═══ Data for this exercise
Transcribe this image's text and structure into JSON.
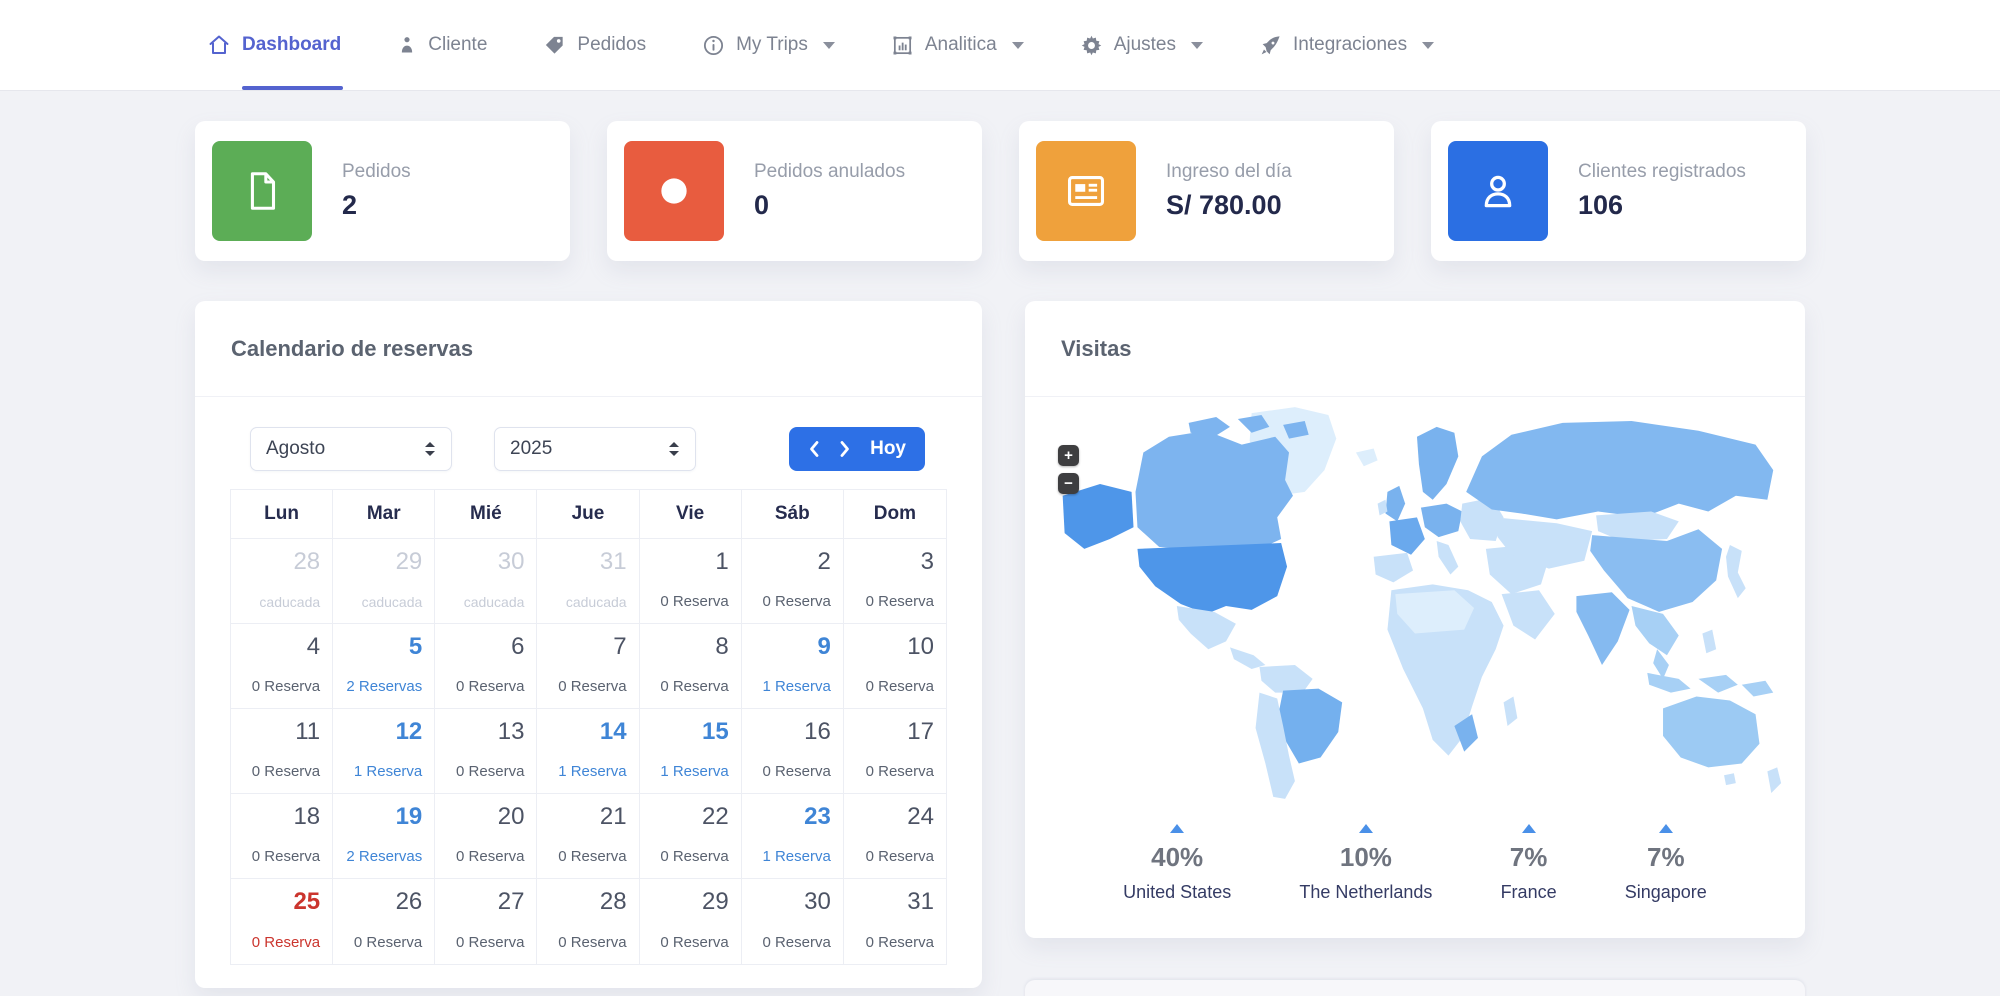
{
  "nav": {
    "items": [
      {
        "label": "Dashboard",
        "icon": "home",
        "active": true,
        "caret": false
      },
      {
        "label": "Cliente",
        "icon": "person",
        "active": false,
        "caret": false
      },
      {
        "label": "Pedidos",
        "icon": "tag",
        "active": false,
        "caret": false
      },
      {
        "label": "My Trips",
        "icon": "info",
        "active": false,
        "caret": true
      },
      {
        "label": "Analitica",
        "icon": "chart",
        "active": false,
        "caret": true
      },
      {
        "label": "Ajustes",
        "icon": "gear",
        "active": false,
        "caret": true
      },
      {
        "label": "Integraciones",
        "icon": "rocket",
        "active": false,
        "caret": true
      }
    ]
  },
  "stats": [
    {
      "label": "Pedidos",
      "value": "2",
      "icon": "document",
      "color": "#5CAD56"
    },
    {
      "label": "Pedidos anulados",
      "value": "0",
      "icon": "circle",
      "color": "#E85C3F"
    },
    {
      "label": "Ingreso del día",
      "value": "S/ 780.00",
      "icon": "newspaper",
      "color": "#EFA13C"
    },
    {
      "label": "Clientes registrados",
      "value": "106",
      "icon": "user",
      "color": "#2B6FE3"
    }
  ],
  "calendar": {
    "title": "Calendario de reservas",
    "month": "Agosto",
    "year": "2025",
    "today_label": "Hoy",
    "weekdays": [
      "Lun",
      "Mar",
      "Mié",
      "Jue",
      "Vie",
      "Sáb",
      "Dom"
    ],
    "cells": [
      {
        "day": "28",
        "sub": "caducada",
        "state": "expired"
      },
      {
        "day": "29",
        "sub": "caducada",
        "state": "expired"
      },
      {
        "day": "30",
        "sub": "caducada",
        "state": "expired"
      },
      {
        "day": "31",
        "sub": "caducada",
        "state": "expired"
      },
      {
        "day": "1",
        "sub": "0 Reserva",
        "state": "normal"
      },
      {
        "day": "2",
        "sub": "0 Reserva",
        "state": "normal"
      },
      {
        "day": "3",
        "sub": "0 Reserva",
        "state": "normal"
      },
      {
        "day": "4",
        "sub": "0 Reserva",
        "state": "normal"
      },
      {
        "day": "5",
        "sub": "2 Reservas",
        "state": "link"
      },
      {
        "day": "6",
        "sub": "0 Reserva",
        "state": "normal"
      },
      {
        "day": "7",
        "sub": "0 Reserva",
        "state": "normal"
      },
      {
        "day": "8",
        "sub": "0 Reserva",
        "state": "normal"
      },
      {
        "day": "9",
        "sub": "1 Reserva",
        "state": "link"
      },
      {
        "day": "10",
        "sub": "0 Reserva",
        "state": "normal"
      },
      {
        "day": "11",
        "sub": "0 Reserva",
        "state": "normal"
      },
      {
        "day": "12",
        "sub": "1 Reserva",
        "state": "link"
      },
      {
        "day": "13",
        "sub": "0 Reserva",
        "state": "normal"
      },
      {
        "day": "14",
        "sub": "1 Reserva",
        "state": "link"
      },
      {
        "day": "15",
        "sub": "1 Reserva",
        "state": "link"
      },
      {
        "day": "16",
        "sub": "0 Reserva",
        "state": "normal"
      },
      {
        "day": "17",
        "sub": "0 Reserva",
        "state": "normal"
      },
      {
        "day": "18",
        "sub": "0 Reserva",
        "state": "normal"
      },
      {
        "day": "19",
        "sub": "2 Reservas",
        "state": "link"
      },
      {
        "day": "20",
        "sub": "0 Reserva",
        "state": "normal"
      },
      {
        "day": "21",
        "sub": "0 Reserva",
        "state": "normal"
      },
      {
        "day": "22",
        "sub": "0 Reserva",
        "state": "normal"
      },
      {
        "day": "23",
        "sub": "1 Reserva",
        "state": "link"
      },
      {
        "day": "24",
        "sub": "0 Reserva",
        "state": "normal"
      },
      {
        "day": "25",
        "sub": "0 Reserva",
        "state": "today"
      },
      {
        "day": "26",
        "sub": "0 Reserva",
        "state": "normal"
      },
      {
        "day": "27",
        "sub": "0 Reserva",
        "state": "normal"
      },
      {
        "day": "28",
        "sub": "0 Reserva",
        "state": "normal"
      },
      {
        "day": "29",
        "sub": "0 Reserva",
        "state": "normal"
      },
      {
        "day": "30",
        "sub": "0 Reserva",
        "state": "normal"
      },
      {
        "day": "31",
        "sub": "0 Reserva",
        "state": "normal"
      }
    ]
  },
  "visits": {
    "title": "Visitas",
    "zoom_in": "+",
    "zoom_out": "−",
    "stats": [
      {
        "pct": "40%",
        "name": "United States"
      },
      {
        "pct": "10%",
        "name": "The Netherlands"
      },
      {
        "pct": "7%",
        "name": "France"
      },
      {
        "pct": "7%",
        "name": "Singapore"
      }
    ],
    "map_colors": {
      "usa": "#4E96E9",
      "canada": "#7DB4EF",
      "russia": "#82B8F0",
      "brazil": "#74B0EE",
      "china": "#8ABDF1",
      "india": "#85BAF0",
      "australia": "#9CCAF3",
      "europe": "#79B2EE",
      "france": "#6AA9ED",
      "base": "#C8E1F9",
      "lightest": "#DDEEFC",
      "medium_light": "#A7D0F5"
    }
  }
}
══════
Stated goal:
Copy every line that contains the string "name".

Output for this exercise:
        "name": "United States"
        "name": "The Netherlands"
        "name": "France"
        "name": "Singapore"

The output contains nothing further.